▶ PROMPT: The expected output is each line below containing "ampicillin", copied in full.

▶ DATA FOR THIS TASK:
● ● ● ● ●
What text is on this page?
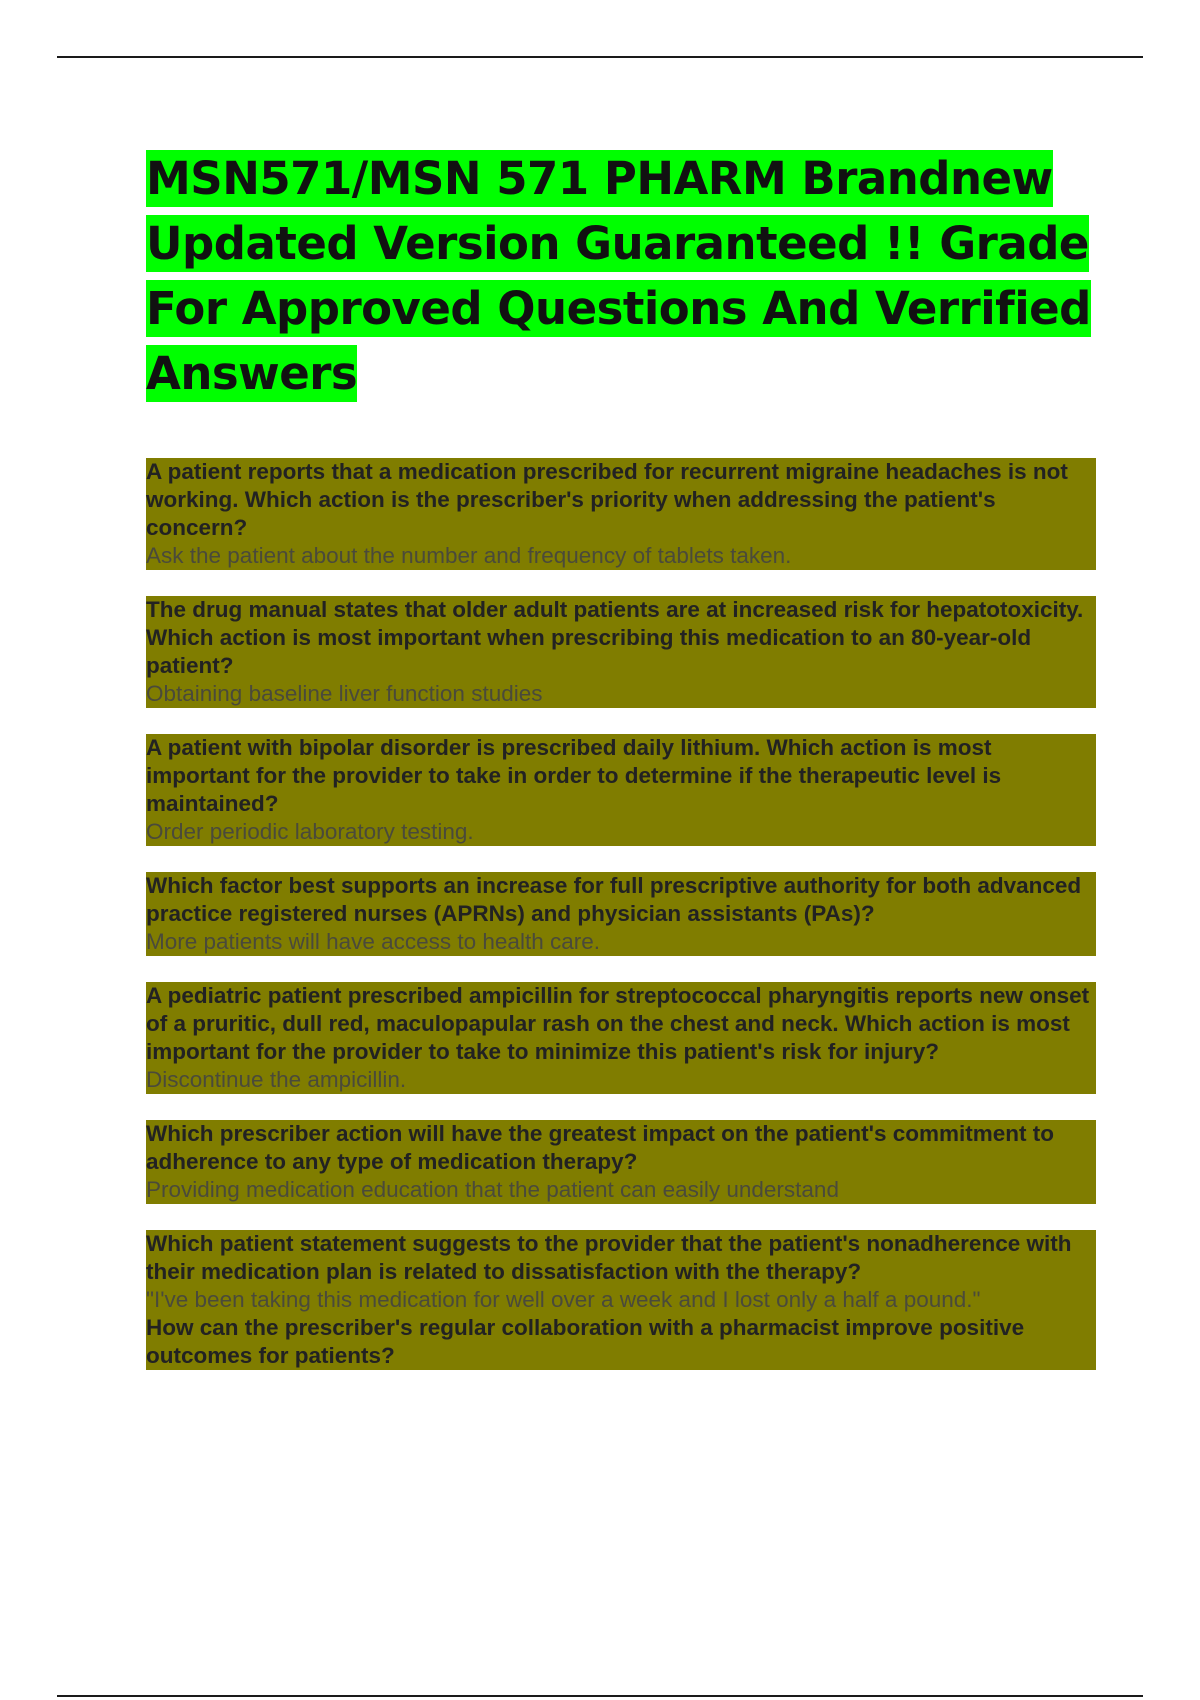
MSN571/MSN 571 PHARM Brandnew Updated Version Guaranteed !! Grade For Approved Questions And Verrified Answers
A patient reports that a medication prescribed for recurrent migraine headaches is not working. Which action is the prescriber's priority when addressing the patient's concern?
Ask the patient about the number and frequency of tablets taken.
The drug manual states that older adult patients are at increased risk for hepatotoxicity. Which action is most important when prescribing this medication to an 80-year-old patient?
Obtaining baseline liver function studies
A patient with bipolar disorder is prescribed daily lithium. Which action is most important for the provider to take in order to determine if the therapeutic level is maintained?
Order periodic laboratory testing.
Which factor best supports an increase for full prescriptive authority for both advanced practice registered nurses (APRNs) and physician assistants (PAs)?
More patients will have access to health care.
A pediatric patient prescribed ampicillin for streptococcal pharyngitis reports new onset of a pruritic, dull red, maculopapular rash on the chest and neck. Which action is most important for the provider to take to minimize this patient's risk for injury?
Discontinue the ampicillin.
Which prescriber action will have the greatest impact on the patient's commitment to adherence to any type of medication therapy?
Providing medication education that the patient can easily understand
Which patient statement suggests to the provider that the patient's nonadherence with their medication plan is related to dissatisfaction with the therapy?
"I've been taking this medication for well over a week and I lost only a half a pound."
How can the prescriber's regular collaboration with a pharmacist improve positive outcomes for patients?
● ● ● ● ●
▶ TASK OUTPUT:
A pediatric patient prescribed ampicillin for streptococcal pharyngitis reports new onset of a pruritic, dull red, maculopapular rash on the chest and neck. Which action is most important for the provider to take to minimize this patient's risk for injury?
Discontinue the ampicillin.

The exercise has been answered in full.